● Required actions:
1/ Copy the passage from the encorafenib study excerpt starting with "End-of-treatment biopsies were" and going on through "encorafenib at steady state in the current study).".
2/ Summarize the encorafenib study excerpt in three sentences.
3/ Answer these questions using the encorafenib study excerpt:
(a) From how many responding patients were end-of-treatment biopsies collected?
(b) What was the range of encorafenib's half-life in the dual-combination group?
(c) What doses were selected for the triple-combination therapy group?

● Text for analysis:
════════
The patient with the best response to dual-combination therapy (CR; 100% best percentage change from the baseline) had alterations in EGFR, AKT1, PIK3CA, PTEN, AKT3, MET, and RNF43, whereas the patient with the best response to triple-combination therapy (PR; 71% best percentage change from baseline) had alterations in PTEN, AKT2, and RNF43.

End-of-treatment biopsies were collected from six patients who had responded to study treatment. Interestingly, acquired mutations or amplifications of the KRAS gene were noted in four of these patients. PTEN loss was observed in one patient, and an AKT1 mutation was seen in the remaining patient.

Pharmacokinetics

Exposure of encorafenib increased with dose in the dual-combination group and had a half-life that ranged from 3 to 4 hours (Supplementary Table S1). Exposure was similar to levels observed in a monotherapy study (K. Litwiler, personal communication; C_max [mean ± standard deviation]: 1427 ± 824 ng/mL, T_max [median (range)]: 2 (1–4) hours and AUC_tau [mean ± standard deviation]: 7172 ± 2888 h·ng/mL with 200 mg encorafenib at steady state in the current study).

For the triple-combination therapy group, the exposure of 200 mg encorafenib in the presence of 100 mg alpelisib was similar to that in the dual-combination therapy group. However, the exposure of 200 mg encorafenib increased by about 2-fold in the presence of 300 mg alpelisib (C_max [mean ± standard deviation]: 2394 ± 2077 ng/mL, T_max [median (range)]: 3 (1–8) hours and AUC_tau [mean ± standard deviation]: 12,948 ± 10,649 h·ng/mL at steady state; Supplementary Table S1). Exposure of alpelisib increased with dose and was similar to levels observed in an unpublished monotherapy study (data not shown; C_max [mean ± standard deviation]: 2743 ± 520 ng/mL, T_max [median (range)]: 4 (2–6) hours and AUC_tau [mean ± standard deviation]: 25,126 ± 3513 h·ng/mL with 300 mg alpelisib at steady state in the current study).

Discussion

The primary objective of the phase 1b portion of this study was to establish a recommended dose for the dual- and triple-combination therapies for use in the phase 2 section of the study. The selected doses were 200 mg encorafenib daily plus cetuximab in the dual-combination therapy group and 200 mg encorafenib daily plus 300 mg alpelisib daily plus cetuximab in the triple-combination therapy group. Following an overall assessment of tolerability and observation of objective responses in all tested dose cohorts, it was decided not to proceed to the MTD in either the dual- or triple-combination therapy arms, and doses for the triple-combination therapy were selected on the basis of the overall tolerability profiles. Although higher encorafenib doses were likely to have been tolerated in the dual combination, the RP2D was selected to be the same in both groups to allow for the assessment of safety and efficacy of additive alpelisib compared with encorafenib plus cetuximab dual-combination therapy.
════════
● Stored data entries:
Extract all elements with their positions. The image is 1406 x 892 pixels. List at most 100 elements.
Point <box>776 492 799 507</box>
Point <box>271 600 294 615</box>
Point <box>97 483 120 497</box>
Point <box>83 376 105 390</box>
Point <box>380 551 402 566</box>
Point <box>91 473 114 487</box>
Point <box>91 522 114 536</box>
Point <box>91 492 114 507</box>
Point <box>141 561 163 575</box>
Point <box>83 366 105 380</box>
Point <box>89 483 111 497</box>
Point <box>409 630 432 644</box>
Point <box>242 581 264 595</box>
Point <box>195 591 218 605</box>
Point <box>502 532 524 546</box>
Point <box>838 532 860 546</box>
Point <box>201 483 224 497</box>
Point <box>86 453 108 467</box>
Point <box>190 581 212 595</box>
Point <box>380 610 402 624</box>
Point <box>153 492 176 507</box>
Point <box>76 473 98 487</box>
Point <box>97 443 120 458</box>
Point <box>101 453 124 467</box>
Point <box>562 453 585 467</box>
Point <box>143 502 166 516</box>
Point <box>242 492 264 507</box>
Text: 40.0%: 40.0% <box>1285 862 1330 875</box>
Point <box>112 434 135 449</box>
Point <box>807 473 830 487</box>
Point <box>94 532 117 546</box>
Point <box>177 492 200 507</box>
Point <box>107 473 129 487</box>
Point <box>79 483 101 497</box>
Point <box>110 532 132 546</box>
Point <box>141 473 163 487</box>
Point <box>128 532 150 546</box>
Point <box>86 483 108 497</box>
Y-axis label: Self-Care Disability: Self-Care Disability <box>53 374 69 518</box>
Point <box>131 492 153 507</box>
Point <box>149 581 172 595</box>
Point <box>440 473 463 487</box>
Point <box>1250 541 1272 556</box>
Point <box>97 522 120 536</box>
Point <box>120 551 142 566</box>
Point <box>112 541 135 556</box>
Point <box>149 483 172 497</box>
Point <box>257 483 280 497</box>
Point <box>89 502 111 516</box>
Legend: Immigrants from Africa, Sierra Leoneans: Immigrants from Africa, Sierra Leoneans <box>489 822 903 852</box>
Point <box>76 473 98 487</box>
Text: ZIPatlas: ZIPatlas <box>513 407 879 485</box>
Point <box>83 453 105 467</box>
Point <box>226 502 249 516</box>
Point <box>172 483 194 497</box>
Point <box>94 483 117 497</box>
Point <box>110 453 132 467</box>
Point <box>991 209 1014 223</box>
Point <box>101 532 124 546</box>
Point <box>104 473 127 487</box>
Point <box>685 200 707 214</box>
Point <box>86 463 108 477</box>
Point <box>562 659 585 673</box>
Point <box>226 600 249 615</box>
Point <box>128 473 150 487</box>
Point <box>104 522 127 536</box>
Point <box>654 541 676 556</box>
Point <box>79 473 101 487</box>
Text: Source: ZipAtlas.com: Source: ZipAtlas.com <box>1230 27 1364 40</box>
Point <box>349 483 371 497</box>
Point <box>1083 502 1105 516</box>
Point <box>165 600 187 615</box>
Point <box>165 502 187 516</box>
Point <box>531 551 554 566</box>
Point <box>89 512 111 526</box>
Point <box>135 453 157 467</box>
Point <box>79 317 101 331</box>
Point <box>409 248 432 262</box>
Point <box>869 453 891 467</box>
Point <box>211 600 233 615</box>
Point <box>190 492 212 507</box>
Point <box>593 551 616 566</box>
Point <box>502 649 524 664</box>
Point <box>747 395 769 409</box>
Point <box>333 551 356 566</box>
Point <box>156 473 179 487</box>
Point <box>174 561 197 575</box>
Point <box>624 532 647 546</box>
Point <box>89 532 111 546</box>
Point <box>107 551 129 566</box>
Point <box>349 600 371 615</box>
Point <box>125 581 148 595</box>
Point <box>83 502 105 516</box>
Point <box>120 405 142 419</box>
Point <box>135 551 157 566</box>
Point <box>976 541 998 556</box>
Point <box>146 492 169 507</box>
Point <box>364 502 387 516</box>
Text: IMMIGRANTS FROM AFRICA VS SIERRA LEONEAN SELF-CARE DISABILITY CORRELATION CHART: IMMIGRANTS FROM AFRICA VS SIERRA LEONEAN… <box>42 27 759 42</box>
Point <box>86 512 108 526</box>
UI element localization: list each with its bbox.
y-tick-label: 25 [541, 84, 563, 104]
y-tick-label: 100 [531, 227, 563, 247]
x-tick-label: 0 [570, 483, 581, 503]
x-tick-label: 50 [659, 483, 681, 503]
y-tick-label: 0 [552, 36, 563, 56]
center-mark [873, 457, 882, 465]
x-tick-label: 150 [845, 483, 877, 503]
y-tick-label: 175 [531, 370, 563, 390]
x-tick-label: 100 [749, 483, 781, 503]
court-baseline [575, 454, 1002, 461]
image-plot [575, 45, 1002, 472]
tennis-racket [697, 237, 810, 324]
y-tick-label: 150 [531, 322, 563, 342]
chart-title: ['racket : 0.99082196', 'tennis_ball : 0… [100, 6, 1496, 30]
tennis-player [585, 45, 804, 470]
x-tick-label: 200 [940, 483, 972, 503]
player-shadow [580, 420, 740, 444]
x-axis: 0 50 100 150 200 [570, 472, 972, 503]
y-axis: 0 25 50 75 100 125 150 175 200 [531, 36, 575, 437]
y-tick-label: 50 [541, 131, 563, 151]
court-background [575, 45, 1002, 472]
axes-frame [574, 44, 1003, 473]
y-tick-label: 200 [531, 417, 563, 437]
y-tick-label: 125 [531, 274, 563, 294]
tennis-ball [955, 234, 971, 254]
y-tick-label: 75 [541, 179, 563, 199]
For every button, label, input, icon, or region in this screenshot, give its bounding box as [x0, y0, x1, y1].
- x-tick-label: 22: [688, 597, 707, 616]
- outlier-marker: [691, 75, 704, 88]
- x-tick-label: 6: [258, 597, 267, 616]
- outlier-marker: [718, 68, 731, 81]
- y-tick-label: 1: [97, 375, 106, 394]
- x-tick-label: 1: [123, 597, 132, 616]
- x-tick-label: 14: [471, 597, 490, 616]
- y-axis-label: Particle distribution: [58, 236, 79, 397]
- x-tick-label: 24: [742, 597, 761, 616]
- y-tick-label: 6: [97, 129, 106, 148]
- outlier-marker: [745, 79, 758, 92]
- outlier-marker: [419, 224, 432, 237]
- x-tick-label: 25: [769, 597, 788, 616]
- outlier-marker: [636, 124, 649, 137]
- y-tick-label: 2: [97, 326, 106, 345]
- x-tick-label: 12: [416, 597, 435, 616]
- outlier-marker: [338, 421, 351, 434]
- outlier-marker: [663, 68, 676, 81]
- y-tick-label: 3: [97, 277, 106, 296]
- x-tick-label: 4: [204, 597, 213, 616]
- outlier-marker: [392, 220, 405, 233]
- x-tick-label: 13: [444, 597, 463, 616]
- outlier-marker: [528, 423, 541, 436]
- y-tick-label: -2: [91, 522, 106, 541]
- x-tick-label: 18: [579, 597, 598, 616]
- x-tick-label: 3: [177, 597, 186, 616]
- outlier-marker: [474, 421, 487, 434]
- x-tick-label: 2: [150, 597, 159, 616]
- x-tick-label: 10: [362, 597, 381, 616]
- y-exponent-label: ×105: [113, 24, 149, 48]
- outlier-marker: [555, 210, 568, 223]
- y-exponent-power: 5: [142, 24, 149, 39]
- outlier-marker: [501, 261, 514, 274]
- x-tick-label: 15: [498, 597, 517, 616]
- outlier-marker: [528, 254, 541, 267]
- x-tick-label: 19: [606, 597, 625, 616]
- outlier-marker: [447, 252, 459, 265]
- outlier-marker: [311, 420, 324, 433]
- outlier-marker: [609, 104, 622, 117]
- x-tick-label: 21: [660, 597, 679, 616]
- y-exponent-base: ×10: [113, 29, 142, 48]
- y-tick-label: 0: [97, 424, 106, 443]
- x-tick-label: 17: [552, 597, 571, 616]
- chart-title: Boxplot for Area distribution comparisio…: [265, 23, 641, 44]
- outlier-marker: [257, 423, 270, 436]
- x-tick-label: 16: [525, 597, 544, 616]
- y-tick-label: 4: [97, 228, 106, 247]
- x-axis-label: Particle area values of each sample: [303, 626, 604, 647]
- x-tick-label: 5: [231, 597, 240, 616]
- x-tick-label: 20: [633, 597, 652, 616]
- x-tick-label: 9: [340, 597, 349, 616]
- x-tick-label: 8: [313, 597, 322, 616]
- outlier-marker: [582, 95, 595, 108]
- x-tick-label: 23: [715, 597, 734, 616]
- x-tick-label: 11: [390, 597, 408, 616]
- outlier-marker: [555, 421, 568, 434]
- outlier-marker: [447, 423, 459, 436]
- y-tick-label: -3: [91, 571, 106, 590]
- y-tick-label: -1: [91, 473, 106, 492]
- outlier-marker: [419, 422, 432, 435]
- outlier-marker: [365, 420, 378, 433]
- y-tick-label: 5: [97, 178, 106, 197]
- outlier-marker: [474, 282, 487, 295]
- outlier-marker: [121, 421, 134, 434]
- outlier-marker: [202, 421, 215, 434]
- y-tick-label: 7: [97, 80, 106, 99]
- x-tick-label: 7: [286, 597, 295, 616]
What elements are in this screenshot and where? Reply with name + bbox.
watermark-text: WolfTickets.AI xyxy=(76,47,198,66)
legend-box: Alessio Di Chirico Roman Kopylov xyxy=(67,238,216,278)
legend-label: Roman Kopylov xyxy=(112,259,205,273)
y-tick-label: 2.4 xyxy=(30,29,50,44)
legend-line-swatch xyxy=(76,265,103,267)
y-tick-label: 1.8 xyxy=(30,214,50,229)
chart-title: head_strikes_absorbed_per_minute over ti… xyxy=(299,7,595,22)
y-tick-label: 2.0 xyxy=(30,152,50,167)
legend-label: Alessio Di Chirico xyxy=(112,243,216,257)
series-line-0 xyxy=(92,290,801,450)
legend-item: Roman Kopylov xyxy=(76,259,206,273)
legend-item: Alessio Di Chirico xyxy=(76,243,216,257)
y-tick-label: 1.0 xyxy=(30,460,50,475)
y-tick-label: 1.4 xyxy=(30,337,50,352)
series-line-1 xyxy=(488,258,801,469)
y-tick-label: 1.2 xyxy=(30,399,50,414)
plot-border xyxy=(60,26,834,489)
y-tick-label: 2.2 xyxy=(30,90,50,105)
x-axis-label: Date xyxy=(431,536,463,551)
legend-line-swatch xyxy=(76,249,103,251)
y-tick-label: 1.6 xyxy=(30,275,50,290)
════════
● Activity answers:
1/
End-of-treatment biopsies were collected from six patients who had responded to study treatment. Interestingly, acquired mutations or amplifications of the KRAS gene were noted in four of these patients. PTEN loss was observed in one patient, and an AKT1 mutation was seen in the remaining patient.

Pharmacokinetics

Exposure of encorafenib increased with dose in the dual-combination group and had a half-life that ranged from 3 to 4 hours (Supplementary Table S1). Exposure was similar to levels observed in a monotherapy study (K. Litwiler, personal communication; C_max [mean ± standard deviation]: 1427 ± 824 ng/mL, T_max [median (range)]: 2 (1–4) hours and AUC_tau [mean ± standard deviation]: 7172 ± 2888 h·ng/mL with 200 mg encorafenib at steady state in the current study).

2/ End-of-treatment biopsies from six responding patients showed acquired KRAS mutations or amplifications in four, PTEN loss in one, and an AKT1 mutation in the remaining patient. Encorafenib exposure increased with dose and was similar with 100 mg alpelisib, but it roughly doubled in the presence of 300 mg alpelisib. The selected doses were 200 mg encorafenib daily plus cetuximab for the dual combination and the same regimen plus 300 mg alpelisib daily for the triple combination, without proceeding to the MTD in either arm.

3/
(a) Six patients.
(b) 3 to 4 hours.
(c) 200 mg encorafenib daily plus 300 mg alpelisib daily plus cetuximab.